+++ TEXT SHOWN
Patients often search for symptom validation in online forums long before they ever meet a specialist. How should recruitment messaging be designed to intercept these early-stage journeys, and what steps are necessary to transition a searching internet user into a fully qualified, informed trial participant?

Recruitment messaging must evolve from “Are you a candidate for this trial?” to “Are you experiencing these symptoms and looking for answers?” because most of these individuals are searching for validation rather than a specific clinical study. We intercept these journeys by using education-first messaging that acknowledges their pain or frustration, providing them with the vocabulary they might lack to describe their condition. To transition a searcher into a participant, we must build a bridge of trust through clear, transparent communication that explains the “why” behind the research and what their journey will look like. Over 90% of symptomatic individuals in some studies have either not sought care or felt their symptoms were unrecognized, so the digital pathway must offer a sense of empowerment and a clear, low-friction route to professional clinical evaluation.

Site-based models frequently struggle with narrow recruitment pools and heavy administrative burdens. How does integrating digital outreach help alleviate the pressure on local research staff, and what is the best way to coordinate between digital platforms and physical sites to ensure a seamless patient experience?

Digital outreach acts as a powerful force multiplier for site staff by handling the “heavy lifting” of finding, educating, and pre-screening patients before they ever step foot in a clinic. Instead of site coordinators spending hours cold-calling outdated databases or processing ineligible leads, digital platforms deliver a stream of pre-qualified, informed patients who have already consented to be contacted. The best way to coordinate this is through integrated technology that provides real-time visibility into the patient’s status, ensuring that when a digital lead is transferred, the site has all the relevant preliminary data ready. This seamless handoff reduces the administrative “noise” at the site level, allowing coordinators to focus on what they do best: providing high-quality clinical care and ensuring patient safety during the trial itself.
++++++
+++ RECORDED INFORMATION
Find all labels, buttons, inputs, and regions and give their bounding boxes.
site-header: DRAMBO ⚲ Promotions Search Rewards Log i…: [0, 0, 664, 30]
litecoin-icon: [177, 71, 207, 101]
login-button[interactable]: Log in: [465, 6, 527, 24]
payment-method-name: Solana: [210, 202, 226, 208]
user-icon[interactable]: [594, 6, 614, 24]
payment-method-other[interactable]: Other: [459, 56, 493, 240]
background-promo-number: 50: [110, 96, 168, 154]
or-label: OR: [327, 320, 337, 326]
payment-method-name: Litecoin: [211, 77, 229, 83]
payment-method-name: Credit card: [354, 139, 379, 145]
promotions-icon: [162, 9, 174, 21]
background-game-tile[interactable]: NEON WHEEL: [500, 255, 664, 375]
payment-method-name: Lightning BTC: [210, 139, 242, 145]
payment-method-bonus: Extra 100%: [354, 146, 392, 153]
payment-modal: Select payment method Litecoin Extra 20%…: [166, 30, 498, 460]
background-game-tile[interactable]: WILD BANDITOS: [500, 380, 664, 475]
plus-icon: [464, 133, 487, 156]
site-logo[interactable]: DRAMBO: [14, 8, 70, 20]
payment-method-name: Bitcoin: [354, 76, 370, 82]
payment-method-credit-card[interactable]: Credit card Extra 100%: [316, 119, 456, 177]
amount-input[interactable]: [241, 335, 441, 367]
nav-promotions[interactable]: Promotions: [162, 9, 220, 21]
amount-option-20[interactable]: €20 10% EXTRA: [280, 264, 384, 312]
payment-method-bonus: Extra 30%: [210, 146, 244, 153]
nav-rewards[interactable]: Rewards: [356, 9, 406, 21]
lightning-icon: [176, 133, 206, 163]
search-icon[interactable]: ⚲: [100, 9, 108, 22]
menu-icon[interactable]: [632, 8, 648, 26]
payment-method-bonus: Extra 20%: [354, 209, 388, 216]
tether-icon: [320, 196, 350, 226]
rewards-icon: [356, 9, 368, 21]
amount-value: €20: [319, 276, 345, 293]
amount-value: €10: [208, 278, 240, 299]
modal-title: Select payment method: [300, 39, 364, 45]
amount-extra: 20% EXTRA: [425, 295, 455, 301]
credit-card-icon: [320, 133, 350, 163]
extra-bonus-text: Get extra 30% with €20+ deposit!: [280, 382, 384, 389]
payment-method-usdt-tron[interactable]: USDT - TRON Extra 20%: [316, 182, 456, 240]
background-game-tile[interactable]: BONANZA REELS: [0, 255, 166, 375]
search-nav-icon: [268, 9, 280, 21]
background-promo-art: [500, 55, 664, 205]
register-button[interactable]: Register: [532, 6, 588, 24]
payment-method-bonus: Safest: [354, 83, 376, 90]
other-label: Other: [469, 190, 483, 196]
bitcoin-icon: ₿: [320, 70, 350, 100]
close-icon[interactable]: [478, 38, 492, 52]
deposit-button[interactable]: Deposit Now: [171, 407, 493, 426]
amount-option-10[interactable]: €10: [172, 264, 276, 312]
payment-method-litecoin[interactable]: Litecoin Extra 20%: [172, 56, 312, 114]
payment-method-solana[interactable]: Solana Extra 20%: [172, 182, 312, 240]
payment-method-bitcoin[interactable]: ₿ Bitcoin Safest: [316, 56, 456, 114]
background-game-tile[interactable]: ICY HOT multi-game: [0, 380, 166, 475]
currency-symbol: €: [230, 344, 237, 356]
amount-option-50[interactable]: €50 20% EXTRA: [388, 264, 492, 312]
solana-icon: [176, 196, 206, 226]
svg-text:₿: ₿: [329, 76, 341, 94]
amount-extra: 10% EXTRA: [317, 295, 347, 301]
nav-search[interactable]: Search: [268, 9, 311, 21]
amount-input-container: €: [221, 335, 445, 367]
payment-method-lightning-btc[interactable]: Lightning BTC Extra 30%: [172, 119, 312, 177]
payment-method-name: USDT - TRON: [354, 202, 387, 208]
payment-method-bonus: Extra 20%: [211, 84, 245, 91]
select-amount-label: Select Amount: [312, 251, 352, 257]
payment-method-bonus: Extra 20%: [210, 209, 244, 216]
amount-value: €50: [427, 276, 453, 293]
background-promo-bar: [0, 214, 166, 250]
++++++
**WHAT THE TASK REQUIRES**
Carry on the Q&A about clinical trial recruitment from after its last sentence.

**OUTPUT OF THE EXERCISE**
Increasing demands for trial diversity and global reach are making site-specific networks less sufficient. What practical hurdles do sponsors face when expanding recruitment beyond traditional academic centers, and how can digital tools be used to bridge language, geography, and socio-economic access barriers effectively?

Sponsors primarily face the “proximity bias” hurdle, where trials are unintentionally limited to those who live within driving distance of a few major urban research hubs. Digital tools allow us to shatter these geographic boundaries by targeting underrepresented zip codes and tailoring outreach in multiple languages to reach diverse ethnic and socio-economic groups. By starting where the patients are—on their smartphones and in their social communities—we can identify eligible participants in rural or underserved areas who would otherwise never hear about a trial. This approach directly addresses the inclusivity gap, ensuring that clinical research is not a luxury for the few, but an opportunity for all patients, regardless of their proximity to a major medical university.

What is your forecast for patient recruitment?

I forecast that the industry will move toward a “hybrid-first” recruitment standard where digital outreach is the primary engine for patient identification and site-based networks serve as the specialized hubs for clinical execution. We are moving away from the era where we wait for patients to find us in a doctor’s office, and instead, we are entering an era where we meet them at the very moment they begin to question their health online. The data clearly shows that digital methods are not just a backup plan; they are a faster, more cost-effective, and more inclusive way to build the future of medicine. Ultimately, the question will no longer be whether to use digital tools, but how quickly we can adapt our systems to handle the diverse, global, and highly informed patient populations that these tools are finally bringing to the table.